## EXERCISE DESCRIPTION
Tally every line of the material that includes "production", then give the tally and nothing else.
** BEGIN INPUT FOR THIS TASK **
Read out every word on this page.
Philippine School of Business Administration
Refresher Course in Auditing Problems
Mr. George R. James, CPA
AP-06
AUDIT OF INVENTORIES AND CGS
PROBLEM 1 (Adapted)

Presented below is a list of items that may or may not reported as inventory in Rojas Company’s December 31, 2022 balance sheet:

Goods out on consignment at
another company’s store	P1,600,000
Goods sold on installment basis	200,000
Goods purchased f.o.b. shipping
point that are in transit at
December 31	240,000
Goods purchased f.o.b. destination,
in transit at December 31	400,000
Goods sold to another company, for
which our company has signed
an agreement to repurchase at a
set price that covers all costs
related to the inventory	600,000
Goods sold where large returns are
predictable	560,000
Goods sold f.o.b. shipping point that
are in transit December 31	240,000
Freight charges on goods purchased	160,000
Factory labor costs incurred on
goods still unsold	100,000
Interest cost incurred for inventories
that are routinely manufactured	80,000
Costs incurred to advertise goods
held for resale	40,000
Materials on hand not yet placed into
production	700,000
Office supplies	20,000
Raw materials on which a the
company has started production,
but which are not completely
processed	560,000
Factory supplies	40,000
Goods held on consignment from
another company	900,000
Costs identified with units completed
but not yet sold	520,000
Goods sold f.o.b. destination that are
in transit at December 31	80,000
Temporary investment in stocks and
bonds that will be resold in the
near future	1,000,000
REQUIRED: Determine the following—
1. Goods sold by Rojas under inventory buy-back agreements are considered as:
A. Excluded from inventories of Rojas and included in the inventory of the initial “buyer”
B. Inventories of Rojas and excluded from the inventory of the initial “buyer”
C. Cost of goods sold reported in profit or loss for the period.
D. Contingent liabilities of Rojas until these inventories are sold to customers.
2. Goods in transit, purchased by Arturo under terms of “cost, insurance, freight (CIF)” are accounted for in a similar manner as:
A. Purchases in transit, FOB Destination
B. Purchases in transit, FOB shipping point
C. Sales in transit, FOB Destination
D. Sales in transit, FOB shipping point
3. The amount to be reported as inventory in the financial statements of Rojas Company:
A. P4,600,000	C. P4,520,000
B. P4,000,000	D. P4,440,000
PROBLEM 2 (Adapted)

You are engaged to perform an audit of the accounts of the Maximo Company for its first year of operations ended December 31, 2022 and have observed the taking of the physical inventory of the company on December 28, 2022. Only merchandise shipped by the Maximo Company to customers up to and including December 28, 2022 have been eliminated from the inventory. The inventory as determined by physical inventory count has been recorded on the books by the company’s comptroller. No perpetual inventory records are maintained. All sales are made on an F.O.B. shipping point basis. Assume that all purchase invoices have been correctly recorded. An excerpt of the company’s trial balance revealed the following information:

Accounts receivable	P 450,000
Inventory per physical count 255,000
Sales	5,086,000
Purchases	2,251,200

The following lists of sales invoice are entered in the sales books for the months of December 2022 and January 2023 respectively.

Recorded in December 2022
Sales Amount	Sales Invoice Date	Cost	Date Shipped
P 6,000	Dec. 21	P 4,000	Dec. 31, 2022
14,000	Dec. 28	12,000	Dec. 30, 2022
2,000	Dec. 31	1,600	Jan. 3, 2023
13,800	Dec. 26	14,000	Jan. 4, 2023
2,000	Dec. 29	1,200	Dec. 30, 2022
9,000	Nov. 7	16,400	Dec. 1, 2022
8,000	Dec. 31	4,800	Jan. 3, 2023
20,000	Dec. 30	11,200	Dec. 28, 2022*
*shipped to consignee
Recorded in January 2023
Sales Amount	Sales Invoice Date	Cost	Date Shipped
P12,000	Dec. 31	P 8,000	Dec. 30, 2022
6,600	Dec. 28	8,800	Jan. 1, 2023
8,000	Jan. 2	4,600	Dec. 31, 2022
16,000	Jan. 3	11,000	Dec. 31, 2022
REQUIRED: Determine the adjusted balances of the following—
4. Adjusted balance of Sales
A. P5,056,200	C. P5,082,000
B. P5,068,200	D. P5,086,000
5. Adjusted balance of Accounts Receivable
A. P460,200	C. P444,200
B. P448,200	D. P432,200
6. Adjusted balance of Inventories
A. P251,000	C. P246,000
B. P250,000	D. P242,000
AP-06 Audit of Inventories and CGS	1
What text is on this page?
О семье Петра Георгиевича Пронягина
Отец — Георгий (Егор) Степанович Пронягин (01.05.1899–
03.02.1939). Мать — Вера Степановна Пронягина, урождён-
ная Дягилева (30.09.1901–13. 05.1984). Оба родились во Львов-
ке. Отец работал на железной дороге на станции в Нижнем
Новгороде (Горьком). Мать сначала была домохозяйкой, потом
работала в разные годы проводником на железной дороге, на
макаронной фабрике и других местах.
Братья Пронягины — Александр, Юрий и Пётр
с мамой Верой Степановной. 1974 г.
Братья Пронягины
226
** END INPUT FOR THIS TASK **
## EXPECTED ANSWER
2